## Set problem
Retype each line exactly. Skip images.

++++ Supplied records

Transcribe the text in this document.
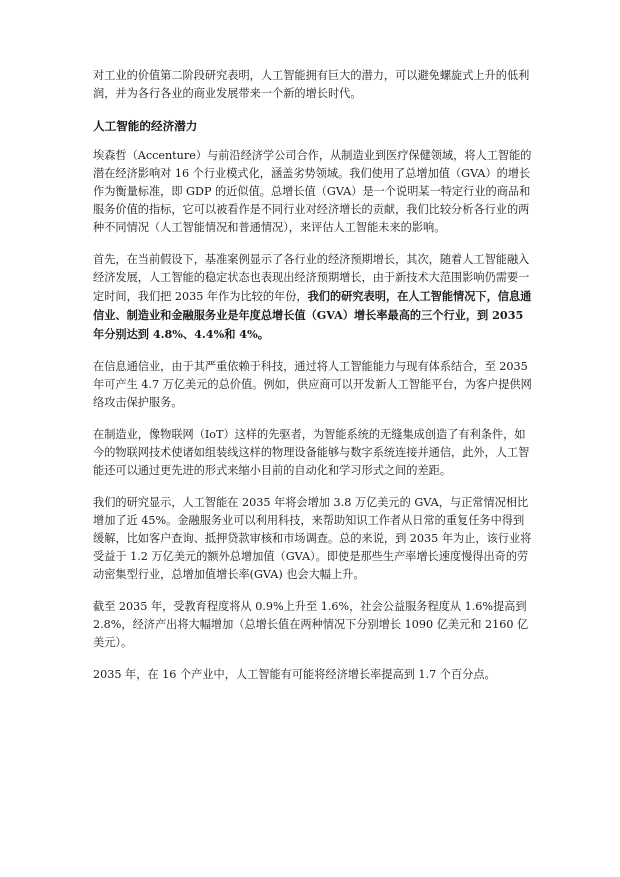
对工业的价值第二阶段研究表明，人工智能拥有巨大的潜力，可以避免螺旋式上升的低利润，并为各行各业的商业发展带来一个新的增长时代。

人工智能的经济潜力

埃森哲（Accenture）与前沿经济学公司合作，从制造业到医疗保健领域，将人工智能的潜在经济影响对 16 个行业模式化，涵盖劣势领域。我们使用了总增加值（GVA）的增长作为衡量标准，即 GDP 的近似值。总增长值（GVA）是一个说明某一特定行业的商品和服务价值的指标，它可以被看作是不同行业对经济增长的贡献，我们比较分析各行业的两种不同情况（人工智能情况和普通情况），来评估人工智能未来的影响。

首先，在当前假设下，基准案例显示了各行业的经济预期增长，其次，随着人工智能融入经济发展，人工智能的稳定状态也表现出经济预期增长，由于新技术大范围影响仍需要一定时间，我们把 2035 年作为比较的年份，我们的研究表明，在人工智能情况下，信息通信业、制造业和金融服务业是年度总增长值（GVA）增长率最高的三个行业，到 2035 年分别达到 4.8%、4.4%和 4%。

在信息通信业，由于其严重依赖于科技，通过将人工智能能力与现有体系结合，至 2035 年可产生 4.7 万亿美元的总价值。例如，供应商可以开发新人工智能平台，为客户提供网络攻击保护服务。

在制造业，像物联网（IoT）这样的先驱者，为智能系统的无缝集成创造了有利条件，如今的物联网技术使诸如组装线这样的物理设备能够与数字系统连接并通信，此外，人工智能还可以通过更先进的形式来缩小目前的自动化和学习形式之间的差距。

我们的研究显示，人工智能在 2035 年将会增加 3.8 万亿美元的 GVA，与正常情况相比增加了近 45%。金融服务业可以利用科技，来帮助知识工作者从日常的重复任务中得到缓解，比如客户查询、抵押贷款审核和市场调查。总的来说，到 2035 年为止，该行业将受益于 1.2 万亿美元的额外总增加值（GVA）。即使是那些生产率增长速度慢得出奇的劳动密集型行业，总增加值增长率(GVA) 也会大幅上升。

截至 2035 年，受教育程度将从 0.9%上升至 1.6%，社会公益服务程度从 1.6%提高到 2.8%，经济产出将大幅增加（总增长值在两种情况下分别增长 1090 亿美元和 2160 亿美元）。

2035 年，在 16 个产业中，人工智能有可能将经济增长率提高到 1.7 个百分点。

++++++++

## Task answer
Transcribe the text in this document.
对工业的价值第二阶段研究表明，人工智能拥有巨大的潜力，可以避免螺旋式上升的低利润，并为各行各业的商业发展带来一个新的增长时代。

人工智能的经济潜力

埃森哲（Accenture）与前沿经济学公司合作，从制造业到医疗保健领域，将人工智能的潜在经济影响对 16 个行业模式化，涵盖劣势领域。我们使用了总增加值（GVA）的增长作为衡量标准，即 GDP 的近似值。总增长值（GVA）是一个说明某一特定行业的商品和服务价值的指标，它可以被看作是不同行业对经济增长的贡献，我们比较分析各行业的两种不同情况（人工智能情况和普通情况），来评估人工智能未来的影响。

首先，在当前假设下，基准案例显示了各行业的经济预期增长，其次，随着人工智能融入经济发展，人工智能的稳定状态也表现出经济预期增长，由于新技术大范围影响仍需要一定时间，我们把 2035 年作为比较的年份，我们的研究表明，在人工智能情况下，信息通信业、制造业和金融服务业是年度总增长值（GVA）增长率最高的三个行业，到 2035 年分别达到 4.8%、4.4%和 4%。

在信息通信业，由于其严重依赖于科技，通过将人工智能能力与现有体系结合，至 2035 年可产生 4.7 万亿美元的总价值。例如，供应商可以开发新人工智能平台，为客户提供网络攻击保护服务。

在制造业，像物联网（IoT）这样的先驱者，为智能系统的无缝集成创造了有利条件，如今的物联网技术使诸如组装线这样的物理设备能够与数字系统连接并通信，此外，人工智能还可以通过更先进的形式来缩小目前的自动化和学习形式之间的差距。

我们的研究显示，人工智能在 2035 年将会增加 3.8 万亿美元的 GVA，与正常情况相比增加了近 45%。金融服务业可以利用科技，来帮助知识工作者从日常的重复任务中得到缓解，比如客户查询、抵押贷款审核和市场调查。总的来说，到 2035 年为止，该行业将受益于 1.2 万亿美元的额外总增加值（GVA）。即使是那些生产率增长速度慢得出奇的劳动密集型行业，总增加值增长率(GVA) 也会大幅上升。

截至 2035 年，受教育程度将从 0.9%上升至 1.6%，社会公益服务程度从 1.6%提高到 2.8%，经济产出将大幅增加（总增长值在两种情况下分别增长 1090 亿美元和 2160 亿美元）。

2035 年，在 16 个产业中，人工智能有可能将经济增长率提高到 1.7 个百分点。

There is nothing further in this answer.